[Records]
## Begin
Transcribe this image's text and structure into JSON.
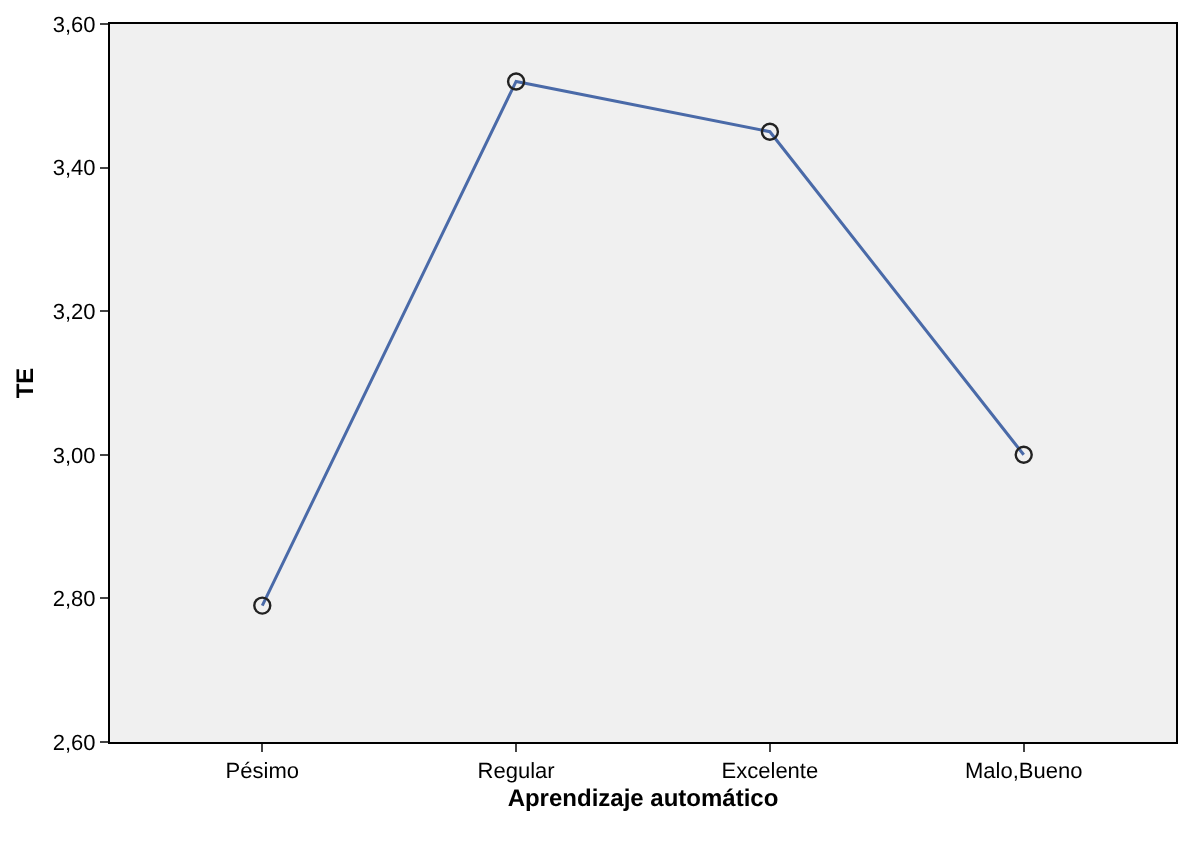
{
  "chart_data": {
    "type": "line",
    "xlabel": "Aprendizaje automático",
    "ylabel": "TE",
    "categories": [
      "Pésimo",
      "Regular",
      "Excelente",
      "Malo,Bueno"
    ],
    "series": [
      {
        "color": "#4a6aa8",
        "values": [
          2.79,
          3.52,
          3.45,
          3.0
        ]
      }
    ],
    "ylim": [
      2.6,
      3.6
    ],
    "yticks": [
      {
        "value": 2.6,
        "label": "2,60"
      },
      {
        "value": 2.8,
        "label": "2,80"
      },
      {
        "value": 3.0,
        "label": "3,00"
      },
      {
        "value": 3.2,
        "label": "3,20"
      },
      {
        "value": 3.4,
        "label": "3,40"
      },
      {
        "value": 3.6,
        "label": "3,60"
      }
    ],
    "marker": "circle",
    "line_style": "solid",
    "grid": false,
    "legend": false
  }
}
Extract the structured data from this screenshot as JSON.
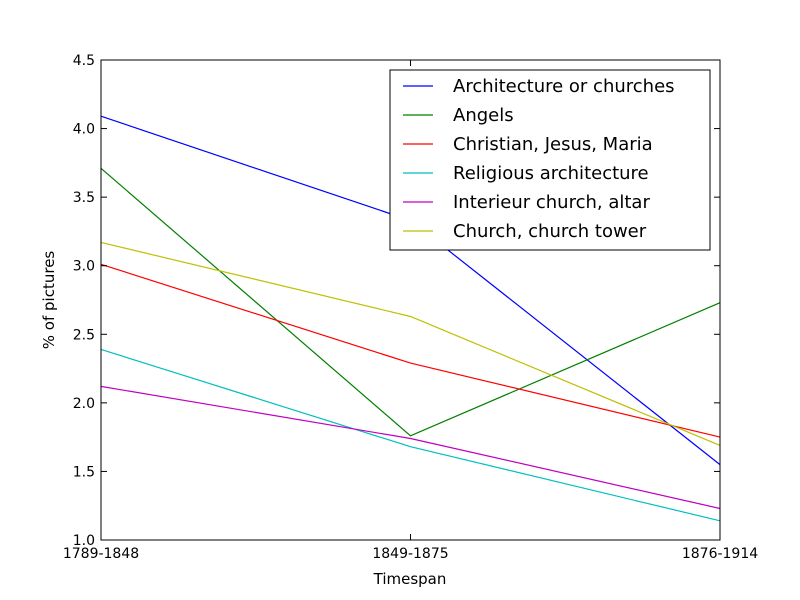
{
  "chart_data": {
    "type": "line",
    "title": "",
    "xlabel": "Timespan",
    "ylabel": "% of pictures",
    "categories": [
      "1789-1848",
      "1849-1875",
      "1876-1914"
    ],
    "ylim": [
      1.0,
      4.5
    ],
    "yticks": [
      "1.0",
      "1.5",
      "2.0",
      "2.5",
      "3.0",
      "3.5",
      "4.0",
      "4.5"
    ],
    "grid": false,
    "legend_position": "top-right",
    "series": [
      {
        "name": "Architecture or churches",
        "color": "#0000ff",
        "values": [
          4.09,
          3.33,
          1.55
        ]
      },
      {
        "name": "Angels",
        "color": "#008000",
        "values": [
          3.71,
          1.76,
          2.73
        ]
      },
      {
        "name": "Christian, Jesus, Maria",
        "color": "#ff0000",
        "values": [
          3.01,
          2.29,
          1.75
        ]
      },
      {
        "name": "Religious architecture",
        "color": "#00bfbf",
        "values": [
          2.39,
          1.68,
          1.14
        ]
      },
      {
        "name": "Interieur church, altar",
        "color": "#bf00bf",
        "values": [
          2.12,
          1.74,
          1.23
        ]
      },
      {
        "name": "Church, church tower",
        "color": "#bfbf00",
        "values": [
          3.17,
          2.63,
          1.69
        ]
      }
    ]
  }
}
## End
Exercise: Keep the pictures out of the copy and write out the data exactly as it stands.

Correct answer:
Transcribe this image's text and structure into JSON.
{
  "chart_data": {
    "type": "line",
    "xlabel": "Aprendizaje automático",
    "ylabel": "TE",
    "categories": [
      "Pésimo",
      "Regular",
      "Excelente",
      "Malo,Bueno"
    ],
    "series": [
      {
        "color": "#4a6aa8",
        "values": [
          2.79,
          3.52,
          3.45,
          3.0
        ]
      }
    ],
    "ylim": [
      2.6,
      3.6
    ],
    "yticks": [
      {
        "value": 2.6,
        "label": "2,60"
      },
      {
        "value": 2.8,
        "label": "2,80"
      },
      {
        "value": 3.0,
        "label": "3,00"
      },
      {
        "value": 3.2,
        "label": "3,20"
      },
      {
        "value": 3.4,
        "label": "3,40"
      },
      {
        "value": 3.6,
        "label": "3,60"
      }
    ],
    "marker": "circle",
    "line_style": "solid",
    "grid": false,
    "legend": false
  }
}
Extract the structured data from this screenshot as JSON.
{
  "chart_data": {
    "type": "line",
    "title": "",
    "xlabel": "Timespan",
    "ylabel": "% of pictures",
    "categories": [
      "1789-1848",
      "1849-1875",
      "1876-1914"
    ],
    "ylim": [
      1.0,
      4.5
    ],
    "yticks": [
      "1.0",
      "1.5",
      "2.0",
      "2.5",
      "3.0",
      "3.5",
      "4.0",
      "4.5"
    ],
    "grid": false,
    "legend_position": "top-right",
    "series": [
      {
        "name": "Architecture or churches",
        "color": "#0000ff",
        "values": [
          4.09,
          3.33,
          1.55
        ]
      },
      {
        "name": "Angels",
        "color": "#008000",
        "values": [
          3.71,
          1.76,
          2.73
        ]
      },
      {
        "name": "Christian, Jesus, Maria",
        "color": "#ff0000",
        "values": [
          3.01,
          2.29,
          1.75
        ]
      },
      {
        "name": "Religious architecture",
        "color": "#00bfbf",
        "values": [
          2.39,
          1.68,
          1.14
        ]
      },
      {
        "name": "Interieur church, altar",
        "color": "#bf00bf",
        "values": [
          2.12,
          1.74,
          1.23
        ]
      },
      {
        "name": "Church, church tower",
        "color": "#bfbf00",
        "values": [
          3.17,
          2.63,
          1.69
        ]
      }
    ]
  }
}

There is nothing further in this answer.